* _Task description_
Return each line holding the string "smart".
[start]
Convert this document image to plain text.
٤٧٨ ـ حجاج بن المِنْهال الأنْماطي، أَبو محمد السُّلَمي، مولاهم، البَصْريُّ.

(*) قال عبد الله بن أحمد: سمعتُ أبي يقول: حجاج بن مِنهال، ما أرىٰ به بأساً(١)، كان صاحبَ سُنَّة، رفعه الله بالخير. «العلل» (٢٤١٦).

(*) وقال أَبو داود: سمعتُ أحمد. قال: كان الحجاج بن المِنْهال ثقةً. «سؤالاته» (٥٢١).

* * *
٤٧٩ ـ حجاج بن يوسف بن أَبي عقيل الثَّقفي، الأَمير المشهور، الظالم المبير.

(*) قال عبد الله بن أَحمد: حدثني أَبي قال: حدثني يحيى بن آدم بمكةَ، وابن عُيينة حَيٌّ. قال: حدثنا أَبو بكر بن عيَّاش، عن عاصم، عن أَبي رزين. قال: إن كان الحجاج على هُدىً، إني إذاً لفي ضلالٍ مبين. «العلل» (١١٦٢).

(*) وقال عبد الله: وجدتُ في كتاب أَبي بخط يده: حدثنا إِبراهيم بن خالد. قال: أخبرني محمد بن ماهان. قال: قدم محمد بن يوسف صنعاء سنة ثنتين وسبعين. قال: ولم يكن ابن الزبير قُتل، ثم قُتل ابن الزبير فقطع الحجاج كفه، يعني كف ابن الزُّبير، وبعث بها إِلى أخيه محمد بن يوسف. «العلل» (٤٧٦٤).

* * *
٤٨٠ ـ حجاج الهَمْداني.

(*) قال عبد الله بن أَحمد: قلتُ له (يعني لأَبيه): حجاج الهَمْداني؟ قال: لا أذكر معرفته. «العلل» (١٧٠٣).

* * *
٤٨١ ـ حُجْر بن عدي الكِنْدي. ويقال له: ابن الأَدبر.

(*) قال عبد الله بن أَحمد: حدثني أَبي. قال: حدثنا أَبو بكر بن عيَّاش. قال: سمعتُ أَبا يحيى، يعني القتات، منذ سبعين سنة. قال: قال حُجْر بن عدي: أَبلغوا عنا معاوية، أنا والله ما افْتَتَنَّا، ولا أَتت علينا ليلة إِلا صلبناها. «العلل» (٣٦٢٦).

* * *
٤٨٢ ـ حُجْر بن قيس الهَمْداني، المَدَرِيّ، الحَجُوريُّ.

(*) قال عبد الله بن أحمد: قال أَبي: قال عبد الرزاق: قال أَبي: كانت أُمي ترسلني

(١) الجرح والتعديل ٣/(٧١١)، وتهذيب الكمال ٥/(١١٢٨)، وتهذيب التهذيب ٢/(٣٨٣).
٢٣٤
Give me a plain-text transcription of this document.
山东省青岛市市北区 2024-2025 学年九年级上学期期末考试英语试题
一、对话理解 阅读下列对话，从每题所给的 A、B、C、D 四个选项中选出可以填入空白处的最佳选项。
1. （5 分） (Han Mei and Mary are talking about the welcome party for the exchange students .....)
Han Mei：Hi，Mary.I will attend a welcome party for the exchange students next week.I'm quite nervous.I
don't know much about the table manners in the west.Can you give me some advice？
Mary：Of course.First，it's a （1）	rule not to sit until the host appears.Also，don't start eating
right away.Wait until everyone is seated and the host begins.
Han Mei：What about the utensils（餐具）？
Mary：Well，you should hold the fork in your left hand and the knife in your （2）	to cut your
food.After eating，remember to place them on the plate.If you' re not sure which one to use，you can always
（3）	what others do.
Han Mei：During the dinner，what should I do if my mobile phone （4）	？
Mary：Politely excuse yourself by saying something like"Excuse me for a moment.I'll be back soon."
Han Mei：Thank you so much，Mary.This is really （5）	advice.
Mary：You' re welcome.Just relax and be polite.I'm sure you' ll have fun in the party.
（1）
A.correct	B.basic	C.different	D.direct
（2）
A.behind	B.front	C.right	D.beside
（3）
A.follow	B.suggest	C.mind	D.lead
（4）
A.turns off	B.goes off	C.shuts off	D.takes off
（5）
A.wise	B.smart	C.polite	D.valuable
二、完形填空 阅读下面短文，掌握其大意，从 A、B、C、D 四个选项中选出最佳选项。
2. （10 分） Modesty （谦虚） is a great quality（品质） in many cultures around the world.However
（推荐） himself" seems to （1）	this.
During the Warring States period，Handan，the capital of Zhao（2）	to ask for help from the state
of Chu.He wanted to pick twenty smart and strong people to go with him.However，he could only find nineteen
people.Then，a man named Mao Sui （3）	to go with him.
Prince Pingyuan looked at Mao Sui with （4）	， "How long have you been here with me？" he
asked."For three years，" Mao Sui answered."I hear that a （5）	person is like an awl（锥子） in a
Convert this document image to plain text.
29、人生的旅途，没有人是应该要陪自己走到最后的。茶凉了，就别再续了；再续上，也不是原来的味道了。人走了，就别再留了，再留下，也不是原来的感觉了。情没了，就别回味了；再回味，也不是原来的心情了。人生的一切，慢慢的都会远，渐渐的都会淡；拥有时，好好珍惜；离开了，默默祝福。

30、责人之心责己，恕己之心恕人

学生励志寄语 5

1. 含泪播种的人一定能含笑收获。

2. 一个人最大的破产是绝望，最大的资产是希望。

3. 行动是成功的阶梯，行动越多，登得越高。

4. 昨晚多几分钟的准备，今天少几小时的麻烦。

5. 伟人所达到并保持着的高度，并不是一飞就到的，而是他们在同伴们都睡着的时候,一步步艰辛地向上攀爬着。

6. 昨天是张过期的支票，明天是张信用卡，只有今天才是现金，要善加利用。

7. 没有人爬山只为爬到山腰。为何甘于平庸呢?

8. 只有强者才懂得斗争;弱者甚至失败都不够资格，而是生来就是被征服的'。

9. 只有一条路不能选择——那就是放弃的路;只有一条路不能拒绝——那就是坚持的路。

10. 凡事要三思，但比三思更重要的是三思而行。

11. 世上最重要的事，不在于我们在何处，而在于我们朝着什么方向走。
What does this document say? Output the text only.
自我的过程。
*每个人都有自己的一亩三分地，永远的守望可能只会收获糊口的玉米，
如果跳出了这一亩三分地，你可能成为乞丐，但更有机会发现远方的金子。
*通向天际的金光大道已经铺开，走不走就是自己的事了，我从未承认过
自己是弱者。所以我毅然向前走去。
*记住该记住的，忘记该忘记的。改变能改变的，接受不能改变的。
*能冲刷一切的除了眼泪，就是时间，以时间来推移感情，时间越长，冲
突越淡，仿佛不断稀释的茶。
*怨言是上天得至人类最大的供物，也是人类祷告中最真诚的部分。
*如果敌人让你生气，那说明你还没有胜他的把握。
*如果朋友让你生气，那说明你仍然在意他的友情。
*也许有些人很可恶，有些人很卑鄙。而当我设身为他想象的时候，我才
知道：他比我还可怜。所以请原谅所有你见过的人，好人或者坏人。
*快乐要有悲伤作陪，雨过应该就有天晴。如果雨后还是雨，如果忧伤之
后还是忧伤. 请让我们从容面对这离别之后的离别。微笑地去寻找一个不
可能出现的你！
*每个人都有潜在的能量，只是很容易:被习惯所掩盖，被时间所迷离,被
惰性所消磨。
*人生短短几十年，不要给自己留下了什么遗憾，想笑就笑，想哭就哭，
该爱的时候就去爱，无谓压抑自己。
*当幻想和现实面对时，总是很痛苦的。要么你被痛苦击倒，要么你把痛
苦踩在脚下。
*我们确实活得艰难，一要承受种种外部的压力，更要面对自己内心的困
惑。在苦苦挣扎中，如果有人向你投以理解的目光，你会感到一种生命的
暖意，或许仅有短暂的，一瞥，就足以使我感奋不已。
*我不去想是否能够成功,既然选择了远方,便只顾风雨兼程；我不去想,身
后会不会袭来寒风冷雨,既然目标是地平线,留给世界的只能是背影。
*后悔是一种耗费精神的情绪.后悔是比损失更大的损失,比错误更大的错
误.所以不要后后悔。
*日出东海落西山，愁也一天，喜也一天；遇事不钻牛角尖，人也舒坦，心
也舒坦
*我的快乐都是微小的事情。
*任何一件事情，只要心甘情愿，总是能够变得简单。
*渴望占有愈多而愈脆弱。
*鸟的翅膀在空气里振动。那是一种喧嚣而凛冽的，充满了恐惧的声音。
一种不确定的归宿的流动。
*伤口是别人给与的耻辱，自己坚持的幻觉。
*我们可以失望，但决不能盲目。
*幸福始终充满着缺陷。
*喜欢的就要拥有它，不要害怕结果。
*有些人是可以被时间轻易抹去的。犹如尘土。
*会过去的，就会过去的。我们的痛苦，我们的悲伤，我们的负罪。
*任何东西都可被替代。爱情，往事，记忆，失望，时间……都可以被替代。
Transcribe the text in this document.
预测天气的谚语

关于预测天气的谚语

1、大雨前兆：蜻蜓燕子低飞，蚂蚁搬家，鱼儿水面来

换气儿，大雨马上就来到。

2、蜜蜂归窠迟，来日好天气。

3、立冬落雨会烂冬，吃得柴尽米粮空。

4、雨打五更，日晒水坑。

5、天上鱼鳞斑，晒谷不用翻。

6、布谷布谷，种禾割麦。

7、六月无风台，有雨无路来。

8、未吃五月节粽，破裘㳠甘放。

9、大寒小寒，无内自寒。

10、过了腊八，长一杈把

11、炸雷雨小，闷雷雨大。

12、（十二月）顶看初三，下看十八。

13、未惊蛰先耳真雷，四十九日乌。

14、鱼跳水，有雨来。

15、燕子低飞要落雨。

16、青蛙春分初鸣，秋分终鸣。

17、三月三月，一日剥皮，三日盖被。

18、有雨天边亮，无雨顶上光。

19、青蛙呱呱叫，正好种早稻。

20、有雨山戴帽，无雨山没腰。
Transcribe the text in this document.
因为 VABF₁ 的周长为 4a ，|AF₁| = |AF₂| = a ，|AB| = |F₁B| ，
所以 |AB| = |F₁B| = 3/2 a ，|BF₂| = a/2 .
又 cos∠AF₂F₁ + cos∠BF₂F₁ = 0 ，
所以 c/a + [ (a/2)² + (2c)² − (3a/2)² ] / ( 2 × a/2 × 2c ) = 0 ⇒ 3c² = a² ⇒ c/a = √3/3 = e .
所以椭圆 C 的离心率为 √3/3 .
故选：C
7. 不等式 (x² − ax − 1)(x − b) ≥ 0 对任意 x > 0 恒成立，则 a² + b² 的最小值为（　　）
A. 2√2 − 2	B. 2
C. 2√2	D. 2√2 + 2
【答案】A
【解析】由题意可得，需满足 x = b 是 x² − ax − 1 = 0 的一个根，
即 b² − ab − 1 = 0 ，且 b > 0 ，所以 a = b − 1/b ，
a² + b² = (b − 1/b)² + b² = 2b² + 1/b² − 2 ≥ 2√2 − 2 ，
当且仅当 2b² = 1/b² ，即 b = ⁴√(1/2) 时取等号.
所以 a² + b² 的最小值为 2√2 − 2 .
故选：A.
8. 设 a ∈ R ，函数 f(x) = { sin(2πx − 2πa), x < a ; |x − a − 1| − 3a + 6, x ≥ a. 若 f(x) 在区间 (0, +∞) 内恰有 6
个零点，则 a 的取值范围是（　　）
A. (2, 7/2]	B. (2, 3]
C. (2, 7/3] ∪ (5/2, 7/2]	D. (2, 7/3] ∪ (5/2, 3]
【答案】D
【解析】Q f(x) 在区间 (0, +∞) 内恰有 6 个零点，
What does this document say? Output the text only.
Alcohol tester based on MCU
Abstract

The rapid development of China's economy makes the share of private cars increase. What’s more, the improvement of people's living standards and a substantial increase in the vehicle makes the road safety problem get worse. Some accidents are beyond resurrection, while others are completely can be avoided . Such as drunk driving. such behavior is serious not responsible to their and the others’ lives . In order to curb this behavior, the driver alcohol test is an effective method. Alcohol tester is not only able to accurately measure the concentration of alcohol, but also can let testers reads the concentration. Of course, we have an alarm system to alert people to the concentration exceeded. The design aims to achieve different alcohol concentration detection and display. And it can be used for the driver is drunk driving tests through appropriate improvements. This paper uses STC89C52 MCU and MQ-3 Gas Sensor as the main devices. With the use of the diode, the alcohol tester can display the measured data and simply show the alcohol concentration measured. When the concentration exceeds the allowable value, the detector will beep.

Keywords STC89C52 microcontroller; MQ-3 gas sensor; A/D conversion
[end]
* _Reply_
A.wise	B.smart	C.polite	D.valuable
of Chu.He wanted to pick twenty smart and strong people to go with him.However，he could only find nineteen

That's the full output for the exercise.